#### Written task
Determine how many lines carry the word "Modificaciones". Output that number only.

** Start Data for the task **

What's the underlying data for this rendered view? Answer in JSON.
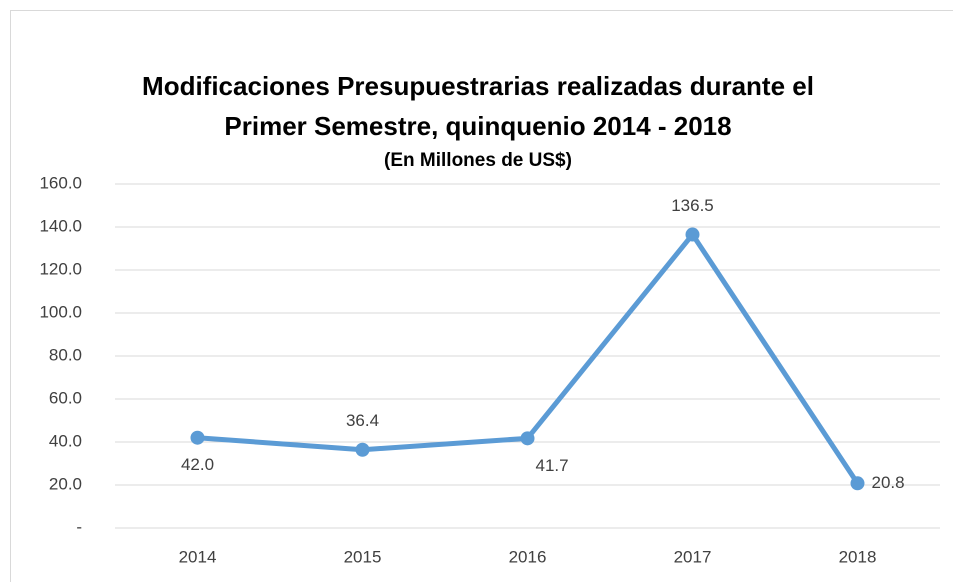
{
  "chart_data": {
    "type": "line",
    "title": [
      "Modificaciones Presupuestrarias realizadas durante el",
      "Primer Semestre, quinquenio 2014 - 2018"
    ],
    "subtitle": "(En Millones de US$)",
    "categories": [
      "2014",
      "2015",
      "2016",
      "2017",
      "2018"
    ],
    "series": [
      {
        "name": "Modificaciones",
        "color": "#5b9bd5",
        "values": [
          42.0,
          36.4,
          41.7,
          136.5,
          20.8
        ],
        "value_labels": [
          "42.0",
          "36.4",
          "41.7",
          "136.5",
          "20.8"
        ]
      }
    ],
    "ylim": [
      0,
      160
    ],
    "yticks": [
      {
        "value": 0,
        "label": "-"
      },
      {
        "value": 20,
        "label": "20.0"
      },
      {
        "value": 40,
        "label": "40.0"
      },
      {
        "value": 60,
        "label": "60.0"
      },
      {
        "value": 80,
        "label": "80.0"
      },
      {
        "value": 100,
        "label": "100.0"
      },
      {
        "value": 120,
        "label": "120.0"
      },
      {
        "value": 140,
        "label": "140.0"
      },
      {
        "value": 160,
        "label": "160.0"
      }
    ],
    "grid": true
  }
}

** End Data for the task **

#### Response to the task
2